[Stored data]
■ ■ ■ ■ ■

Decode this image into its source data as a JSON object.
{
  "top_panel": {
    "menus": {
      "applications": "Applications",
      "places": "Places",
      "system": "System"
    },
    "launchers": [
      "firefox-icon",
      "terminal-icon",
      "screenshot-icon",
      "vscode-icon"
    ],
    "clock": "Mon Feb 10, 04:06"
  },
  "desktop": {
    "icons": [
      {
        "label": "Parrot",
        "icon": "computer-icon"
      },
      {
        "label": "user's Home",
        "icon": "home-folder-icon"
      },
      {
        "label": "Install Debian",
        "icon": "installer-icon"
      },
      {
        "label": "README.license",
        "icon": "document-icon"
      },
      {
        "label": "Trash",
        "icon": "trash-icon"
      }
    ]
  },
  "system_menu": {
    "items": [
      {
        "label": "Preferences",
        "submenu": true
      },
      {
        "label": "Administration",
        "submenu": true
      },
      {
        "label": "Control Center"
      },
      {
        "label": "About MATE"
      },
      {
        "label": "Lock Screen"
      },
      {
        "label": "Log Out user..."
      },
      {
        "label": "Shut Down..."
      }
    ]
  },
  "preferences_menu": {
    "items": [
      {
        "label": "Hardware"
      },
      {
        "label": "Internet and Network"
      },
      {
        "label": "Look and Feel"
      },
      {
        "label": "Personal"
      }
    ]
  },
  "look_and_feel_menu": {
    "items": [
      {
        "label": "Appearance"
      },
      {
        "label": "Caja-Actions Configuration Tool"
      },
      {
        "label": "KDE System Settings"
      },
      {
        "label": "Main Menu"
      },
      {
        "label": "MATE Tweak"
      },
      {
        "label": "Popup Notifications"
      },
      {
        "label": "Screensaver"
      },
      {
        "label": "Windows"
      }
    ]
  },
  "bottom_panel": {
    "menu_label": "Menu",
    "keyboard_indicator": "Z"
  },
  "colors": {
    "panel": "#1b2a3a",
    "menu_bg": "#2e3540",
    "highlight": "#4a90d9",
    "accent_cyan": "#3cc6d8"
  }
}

■ ■ ■ ■ ■

Restate the data above exactly, keeping each word as it stands.

Decode this image into its source data as a JSON object.
{
  "top_panel": {
    "menus": {
      "applications": "Applications",
      "places": "Places",
      "system": "System"
    },
    "launchers": [
      "firefox-icon",
      "terminal-icon",
      "screenshot-icon",
      "vscode-icon"
    ],
    "clock": "Mon Feb 10, 04:06"
  },
  "desktop": {
    "icons": [
      {
        "label": "Parrot",
        "icon": "computer-icon"
      },
      {
        "label": "user's Home",
        "icon": "home-folder-icon"
      },
      {
        "label": "Install Debian",
        "icon": "installer-icon"
      },
      {
        "label": "README.license",
        "icon": "document-icon"
      },
      {
        "label": "Trash",
        "icon": "trash-icon"
      }
    ]
  },
  "system_menu": {
    "items": [
      {
        "label": "Preferences",
        "submenu": true
      },
      {
        "label": "Administration",
        "submenu": true
      },
      {
        "label": "Control Center"
      },
      {
        "label": "About MATE"
      },
      {
        "label": "Lock Screen"
      },
      {
        "label": "Log Out user..."
      },
      {
        "label": "Shut Down..."
      }
    ]
  },
  "preferences_menu": {
    "items": [
      {
        "label": "Hardware"
      },
      {
        "label": "Internet and Network"
      },
      {
        "label": "Look and Feel"
      },
      {
        "label": "Personal"
      }
    ]
  },
  "look_and_feel_menu": {
    "items": [
      {
        "label": "Appearance"
      },
      {
        "label": "Caja-Actions Configuration Tool"
      },
      {
        "label": "KDE System Settings"
      },
      {
        "label": "Main Menu"
      },
      {
        "label": "MATE Tweak"
      },
      {
        "label": "Popup Notifications"
      },
      {
        "label": "Screensaver"
      },
      {
        "label": "Windows"
      }
    ]
  },
  "bottom_panel": {
    "menu_label": "Menu",
    "keyboard_indicator": "Z"
  },
  "colors": {
    "panel": "#1b2a3a",
    "menu_bg": "#2e3540",
    "highlight": "#4a90d9",
    "accent_cyan": "#3cc6d8"
  }
}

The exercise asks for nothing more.